:: To do ::
Could you transcribe every record below exactly as written, leaving out any pictures?

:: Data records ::
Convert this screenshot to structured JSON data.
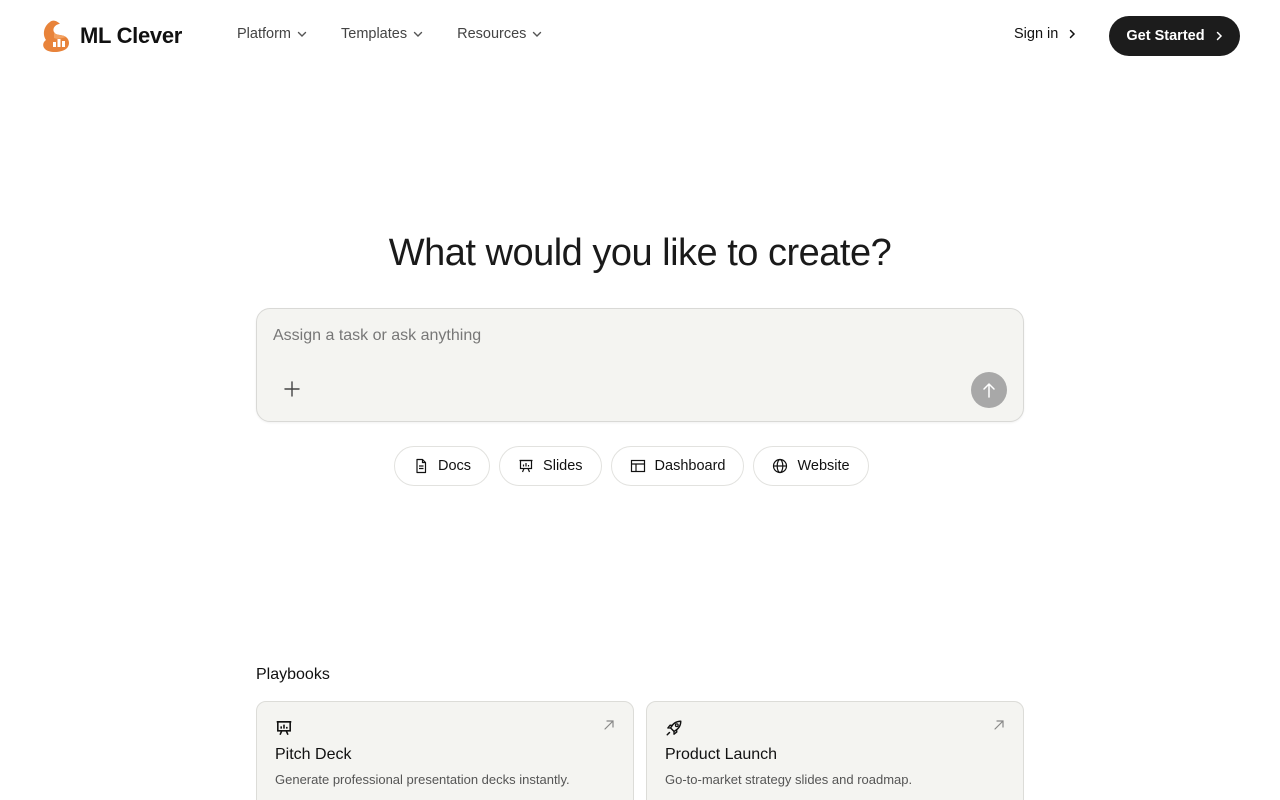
{
  "brand": {
    "name": "ML Clever"
  },
  "nav": {
    "items": [
      {
        "label": "Platform"
      },
      {
        "label": "Templates"
      },
      {
        "label": "Resources"
      }
    ],
    "sign_in": "Sign in",
    "get_started": "Get Started"
  },
  "hero": {
    "title": "What would you like to create?",
    "prompt_placeholder": "Assign a task or ask anything",
    "prompt_value": ""
  },
  "chips": [
    {
      "label": "Docs",
      "icon": "document-icon"
    },
    {
      "label": "Slides",
      "icon": "presentation-icon"
    },
    {
      "label": "Dashboard",
      "icon": "layout-icon"
    },
    {
      "label": "Website",
      "icon": "globe-icon"
    }
  ],
  "playbooks": {
    "title": "Playbooks",
    "cards": [
      {
        "title": "Pitch Deck",
        "description": "Generate professional presentation decks instantly.",
        "icon": "presentation-icon"
      },
      {
        "title": "Product Launch",
        "description": "Go-to-market strategy slides and roadmap.",
        "icon": "rocket-icon"
      }
    ]
  },
  "colors": {
    "primary_button": "#1c1c1c",
    "prompt_bg": "#f4f4f1",
    "send_disabled": "#a8a8a8",
    "brand_orange": "#e8833a"
  }
}
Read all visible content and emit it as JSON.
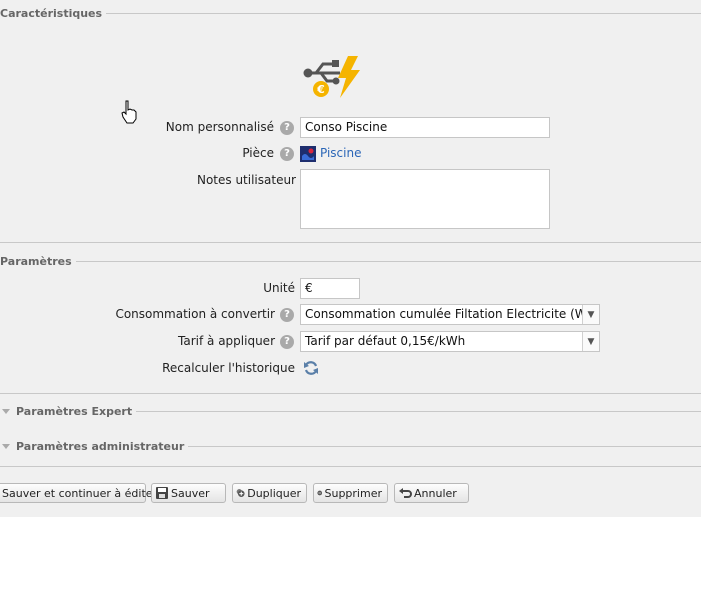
{
  "sections": {
    "characteristics": "Caractéristiques",
    "parameters": "Paramètres",
    "expert": "Paramètres Expert",
    "admin": "Paramètres administrateur"
  },
  "fields": {
    "name_label": "Nom personnalisé",
    "name_value": "Conso Piscine",
    "room_label": "Pièce",
    "room_value": "Piscine",
    "notes_label": "Notes utilisateur",
    "notes_value": "",
    "unit_label": "Unité",
    "unit_value": "€",
    "consumption_label": "Consommation à convertir",
    "consumption_value": "Consommation cumulée Filtation Electricite (Wh)",
    "tariff_label": "Tarif à appliquer",
    "tariff_value": "Tarif par défaut 0,15€/kWh",
    "recalc_label": "Recalculer l'historique"
  },
  "help_glyph": "?",
  "buttons": {
    "save_continue": "Sauver et continuer à éditer",
    "save": "Sauver",
    "duplicate": "Dupliquer",
    "delete": "Supprimer",
    "cancel": "Annuler"
  },
  "icons": {
    "device": "usb-euro-lightning-icon",
    "room": "room-icon",
    "refresh": "refresh-icon",
    "cursor": "hand-cursor-icon"
  },
  "colors": {
    "panel_bg": "#f0f0f0",
    "link": "#2b66b7",
    "lightning": "#f5b400"
  }
}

:: Response to this task ::
Convert this screenshot to structured JSON data.
{
  "brand": {
    "name": "ML Clever"
  },
  "nav": {
    "items": [
      {
        "label": "Platform"
      },
      {
        "label": "Templates"
      },
      {
        "label": "Resources"
      }
    ],
    "sign_in": "Sign in",
    "get_started": "Get Started"
  },
  "hero": {
    "title": "What would you like to create?",
    "prompt_placeholder": "Assign a task or ask anything",
    "prompt_value": ""
  },
  "chips": [
    {
      "label": "Docs",
      "icon": "document-icon"
    },
    {
      "label": "Slides",
      "icon": "presentation-icon"
    },
    {
      "label": "Dashboard",
      "icon": "layout-icon"
    },
    {
      "label": "Website",
      "icon": "globe-icon"
    }
  ],
  "playbooks": {
    "title": "Playbooks",
    "cards": [
      {
        "title": "Pitch Deck",
        "description": "Generate professional presentation decks instantly.",
        "icon": "presentation-icon"
      },
      {
        "title": "Product Launch",
        "description": "Go-to-market strategy slides and roadmap.",
        "icon": "rocket-icon"
      }
    ]
  },
  "colors": {
    "primary_button": "#1c1c1c",
    "prompt_bg": "#f4f4f1",
    "send_disabled": "#a8a8a8",
    "brand_orange": "#e8833a"
  }
}
Read all visible content and emit it as JSON.
{
  "sections": {
    "characteristics": "Caractéristiques",
    "parameters": "Paramètres",
    "expert": "Paramètres Expert",
    "admin": "Paramètres administrateur"
  },
  "fields": {
    "name_label": "Nom personnalisé",
    "name_value": "Conso Piscine",
    "room_label": "Pièce",
    "room_value": "Piscine",
    "notes_label": "Notes utilisateur",
    "notes_value": "",
    "unit_label": "Unité",
    "unit_value": "€",
    "consumption_label": "Consommation à convertir",
    "consumption_value": "Consommation cumulée Filtation Electricite (Wh)",
    "tariff_label": "Tarif à appliquer",
    "tariff_value": "Tarif par défaut 0,15€/kWh",
    "recalc_label": "Recalculer l'historique"
  },
  "help_glyph": "?",
  "buttons": {
    "save_continue": "Sauver et continuer à éditer",
    "save": "Sauver",
    "duplicate": "Dupliquer",
    "delete": "Supprimer",
    "cancel": "Annuler"
  },
  "icons": {
    "device": "usb-euro-lightning-icon",
    "room": "room-icon",
    "refresh": "refresh-icon",
    "cursor": "hand-cursor-icon"
  },
  "colors": {
    "panel_bg": "#f0f0f0",
    "link": "#2b66b7",
    "lightning": "#f5b400"
  }
}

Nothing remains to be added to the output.